-- PROVIDED DATA start --

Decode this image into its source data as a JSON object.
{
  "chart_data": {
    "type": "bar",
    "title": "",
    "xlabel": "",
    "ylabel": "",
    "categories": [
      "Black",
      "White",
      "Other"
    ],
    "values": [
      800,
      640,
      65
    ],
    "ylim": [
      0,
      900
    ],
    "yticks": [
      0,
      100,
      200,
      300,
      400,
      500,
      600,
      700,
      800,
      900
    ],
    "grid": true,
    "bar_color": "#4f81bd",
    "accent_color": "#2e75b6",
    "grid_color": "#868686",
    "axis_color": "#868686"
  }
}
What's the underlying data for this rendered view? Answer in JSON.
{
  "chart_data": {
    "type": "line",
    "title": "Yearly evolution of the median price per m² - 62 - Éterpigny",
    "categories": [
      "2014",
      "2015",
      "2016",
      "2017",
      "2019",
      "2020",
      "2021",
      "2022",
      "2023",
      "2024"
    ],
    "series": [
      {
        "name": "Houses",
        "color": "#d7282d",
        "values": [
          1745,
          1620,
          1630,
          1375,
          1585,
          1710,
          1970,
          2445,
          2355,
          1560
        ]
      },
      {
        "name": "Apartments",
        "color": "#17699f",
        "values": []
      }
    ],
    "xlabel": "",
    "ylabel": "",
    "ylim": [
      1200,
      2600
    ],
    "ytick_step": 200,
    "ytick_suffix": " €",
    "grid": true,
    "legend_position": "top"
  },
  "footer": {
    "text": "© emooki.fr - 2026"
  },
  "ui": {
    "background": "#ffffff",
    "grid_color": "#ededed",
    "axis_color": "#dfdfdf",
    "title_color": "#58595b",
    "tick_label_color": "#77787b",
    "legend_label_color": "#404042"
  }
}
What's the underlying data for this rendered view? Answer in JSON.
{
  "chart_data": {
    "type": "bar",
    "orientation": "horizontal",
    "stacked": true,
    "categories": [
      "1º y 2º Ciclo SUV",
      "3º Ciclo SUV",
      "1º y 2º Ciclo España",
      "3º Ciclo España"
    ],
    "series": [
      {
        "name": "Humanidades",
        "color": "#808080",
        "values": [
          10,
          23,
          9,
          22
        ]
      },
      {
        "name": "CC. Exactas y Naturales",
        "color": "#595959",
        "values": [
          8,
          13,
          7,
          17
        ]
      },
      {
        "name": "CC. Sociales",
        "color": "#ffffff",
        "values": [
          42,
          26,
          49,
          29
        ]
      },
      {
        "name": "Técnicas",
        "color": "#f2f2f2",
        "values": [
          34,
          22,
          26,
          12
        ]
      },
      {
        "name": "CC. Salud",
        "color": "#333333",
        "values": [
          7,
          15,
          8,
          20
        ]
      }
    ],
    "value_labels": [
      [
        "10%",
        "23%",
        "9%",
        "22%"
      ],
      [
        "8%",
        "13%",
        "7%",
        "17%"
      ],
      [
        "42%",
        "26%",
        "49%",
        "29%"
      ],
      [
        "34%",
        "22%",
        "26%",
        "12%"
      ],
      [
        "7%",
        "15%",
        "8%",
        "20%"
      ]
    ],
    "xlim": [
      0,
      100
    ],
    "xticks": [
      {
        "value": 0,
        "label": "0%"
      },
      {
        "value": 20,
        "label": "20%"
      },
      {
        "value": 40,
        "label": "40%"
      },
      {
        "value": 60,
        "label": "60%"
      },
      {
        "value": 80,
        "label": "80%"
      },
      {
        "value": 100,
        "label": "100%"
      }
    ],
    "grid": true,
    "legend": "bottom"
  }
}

-- PROVIDED DATA end --

*INSTRUCTION*
Output all of the data again. Match it exactly.

*ANSWER TO THIS PROBLEM*
Decode this image into its source data as a JSON object.
{
  "chart_data": {
    "type": "bar",
    "title": "",
    "xlabel": "",
    "ylabel": "",
    "categories": [
      "Black",
      "White",
      "Other"
    ],
    "values": [
      800,
      640,
      65
    ],
    "ylim": [
      0,
      900
    ],
    "yticks": [
      0,
      100,
      200,
      300,
      400,
      500,
      600,
      700,
      800,
      900
    ],
    "grid": true,
    "bar_color": "#4f81bd",
    "accent_color": "#2e75b6",
    "grid_color": "#868686",
    "axis_color": "#868686"
  }
}
What's the underlying data for this rendered view? Answer in JSON.
{
  "chart_data": {
    "type": "line",
    "title": "Yearly evolution of the median price per m² - 62 - Éterpigny",
    "categories": [
      "2014",
      "2015",
      "2016",
      "2017",
      "2019",
      "2020",
      "2021",
      "2022",
      "2023",
      "2024"
    ],
    "series": [
      {
        "name": "Houses",
        "color": "#d7282d",
        "values": [
          1745,
          1620,
          1630,
          1375,
          1585,
          1710,
          1970,
          2445,
          2355,
          1560
        ]
      },
      {
        "name": "Apartments",
        "color": "#17699f",
        "values": []
      }
    ],
    "xlabel": "",
    "ylabel": "",
    "ylim": [
      1200,
      2600
    ],
    "ytick_step": 200,
    "ytick_suffix": " €",
    "grid": true,
    "legend_position": "top"
  },
  "footer": {
    "text": "© emooki.fr - 2026"
  },
  "ui": {
    "background": "#ffffff",
    "grid_color": "#ededed",
    "axis_color": "#dfdfdf",
    "title_color": "#58595b",
    "tick_label_color": "#77787b",
    "legend_label_color": "#404042"
  }
}
What's the underlying data for this rendered view? Answer in JSON.
{
  "chart_data": {
    "type": "bar",
    "orientation": "horizontal",
    "stacked": true,
    "categories": [
      "1º y 2º Ciclo SUV",
      "3º Ciclo SUV",
      "1º y 2º Ciclo España",
      "3º Ciclo España"
    ],
    "series": [
      {
        "name": "Humanidades",
        "color": "#808080",
        "values": [
          10,
          23,
          9,
          22
        ]
      },
      {
        "name": "CC. Exactas y Naturales",
        "color": "#595959",
        "values": [
          8,
          13,
          7,
          17
        ]
      },
      {
        "name": "CC. Sociales",
        "color": "#ffffff",
        "values": [
          42,
          26,
          49,
          29
        ]
      },
      {
        "name": "Técnicas",
        "color": "#f2f2f2",
        "values": [
          34,
          22,
          26,
          12
        ]
      },
      {
        "name": "CC. Salud",
        "color": "#333333",
        "values": [
          7,
          15,
          8,
          20
        ]
      }
    ],
    "value_labels": [
      [
        "10%",
        "23%",
        "9%",
        "22%"
      ],
      [
        "8%",
        "13%",
        "7%",
        "17%"
      ],
      [
        "42%",
        "26%",
        "49%",
        "29%"
      ],
      [
        "34%",
        "22%",
        "26%",
        "12%"
      ],
      [
        "7%",
        "15%",
        "8%",
        "20%"
      ]
    ],
    "xlim": [
      0,
      100
    ],
    "xticks": [
      {
        "value": 0,
        "label": "0%"
      },
      {
        "value": 20,
        "label": "20%"
      },
      {
        "value": 40,
        "label": "40%"
      },
      {
        "value": 60,
        "label": "60%"
      },
      {
        "value": 80,
        "label": "80%"
      },
      {
        "value": 100,
        "label": "100%"
      }
    ],
    "grid": true,
    "legend": "bottom"
  }
}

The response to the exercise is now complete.